● WRITTEN PROBLEM: All of the material below is to be retyped exactly.

>> BEGIN ENTRIES

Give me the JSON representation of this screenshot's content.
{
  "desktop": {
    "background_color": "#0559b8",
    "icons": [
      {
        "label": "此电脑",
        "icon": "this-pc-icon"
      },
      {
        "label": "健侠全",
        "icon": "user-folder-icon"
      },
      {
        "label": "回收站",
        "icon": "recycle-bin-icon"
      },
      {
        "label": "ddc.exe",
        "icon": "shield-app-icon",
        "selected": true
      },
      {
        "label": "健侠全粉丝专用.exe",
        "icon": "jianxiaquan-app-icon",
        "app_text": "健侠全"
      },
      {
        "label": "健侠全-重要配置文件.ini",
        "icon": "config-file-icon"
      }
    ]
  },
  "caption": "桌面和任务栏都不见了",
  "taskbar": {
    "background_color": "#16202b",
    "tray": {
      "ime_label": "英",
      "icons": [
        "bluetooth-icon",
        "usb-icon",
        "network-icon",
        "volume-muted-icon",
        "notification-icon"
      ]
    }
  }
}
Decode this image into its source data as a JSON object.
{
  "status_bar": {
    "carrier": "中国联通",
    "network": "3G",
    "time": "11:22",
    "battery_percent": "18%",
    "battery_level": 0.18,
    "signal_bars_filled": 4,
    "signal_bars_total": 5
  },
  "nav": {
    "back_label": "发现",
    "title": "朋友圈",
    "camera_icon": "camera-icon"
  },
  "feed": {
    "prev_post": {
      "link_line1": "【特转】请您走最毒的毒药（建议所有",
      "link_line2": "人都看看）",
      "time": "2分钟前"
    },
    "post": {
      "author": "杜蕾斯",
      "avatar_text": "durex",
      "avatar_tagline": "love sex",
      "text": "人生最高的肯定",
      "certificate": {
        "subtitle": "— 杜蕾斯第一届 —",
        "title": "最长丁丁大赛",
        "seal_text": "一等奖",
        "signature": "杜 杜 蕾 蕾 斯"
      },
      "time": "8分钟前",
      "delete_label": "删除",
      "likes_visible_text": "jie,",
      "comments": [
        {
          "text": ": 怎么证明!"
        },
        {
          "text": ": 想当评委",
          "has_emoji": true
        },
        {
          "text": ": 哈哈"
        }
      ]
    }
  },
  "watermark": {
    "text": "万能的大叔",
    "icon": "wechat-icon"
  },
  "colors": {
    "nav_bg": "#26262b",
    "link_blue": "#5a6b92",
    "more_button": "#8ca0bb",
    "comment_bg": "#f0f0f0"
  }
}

>> END ENTRIES

● SOLUTION TO THIS TASK:
Give me the JSON representation of this screenshot's content.
{
  "desktop": {
    "background_color": "#0559b8",
    "icons": [
      {
        "label": "此电脑",
        "icon": "this-pc-icon"
      },
      {
        "label": "健侠全",
        "icon": "user-folder-icon"
      },
      {
        "label": "回收站",
        "icon": "recycle-bin-icon"
      },
      {
        "label": "ddc.exe",
        "icon": "shield-app-icon",
        "selected": true
      },
      {
        "label": "健侠全粉丝专用.exe",
        "icon": "jianxiaquan-app-icon",
        "app_text": "健侠全"
      },
      {
        "label": "健侠全-重要配置文件.ini",
        "icon": "config-file-icon"
      }
    ]
  },
  "caption": "桌面和任务栏都不见了",
  "taskbar": {
    "background_color": "#16202b",
    "tray": {
      "ime_label": "英",
      "icons": [
        "bluetooth-icon",
        "usb-icon",
        "network-icon",
        "volume-muted-icon",
        "notification-icon"
      ]
    }
  }
}
Decode this image into its source data as a JSON object.
{
  "status_bar": {
    "carrier": "中国联通",
    "network": "3G",
    "time": "11:22",
    "battery_percent": "18%",
    "battery_level": 0.18,
    "signal_bars_filled": 4,
    "signal_bars_total": 5
  },
  "nav": {
    "back_label": "发现",
    "title": "朋友圈",
    "camera_icon": "camera-icon"
  },
  "feed": {
    "prev_post": {
      "link_line1": "【特转】请您走最毒的毒药（建议所有",
      "link_line2": "人都看看）",
      "time": "2分钟前"
    },
    "post": {
      "author": "杜蕾斯",
      "avatar_text": "durex",
      "avatar_tagline": "love sex",
      "text": "人生最高的肯定",
      "certificate": {
        "subtitle": "— 杜蕾斯第一届 —",
        "title": "最长丁丁大赛",
        "seal_text": "一等奖",
        "signature": "杜 杜 蕾 蕾 斯"
      },
      "time": "8分钟前",
      "delete_label": "删除",
      "likes_visible_text": "jie,",
      "comments": [
        {
          "text": ": 怎么证明!"
        },
        {
          "text": ": 想当评委",
          "has_emoji": true
        },
        {
          "text": ": 哈哈"
        }
      ]
    }
  },
  "watermark": {
    "text": "万能的大叔",
    "icon": "wechat-icon"
  },
  "colors": {
    "nav_bg": "#26262b",
    "link_blue": "#5a6b92",
    "more_button": "#8ca0bb",
    "comment_bg": "#f0f0f0"
  }
}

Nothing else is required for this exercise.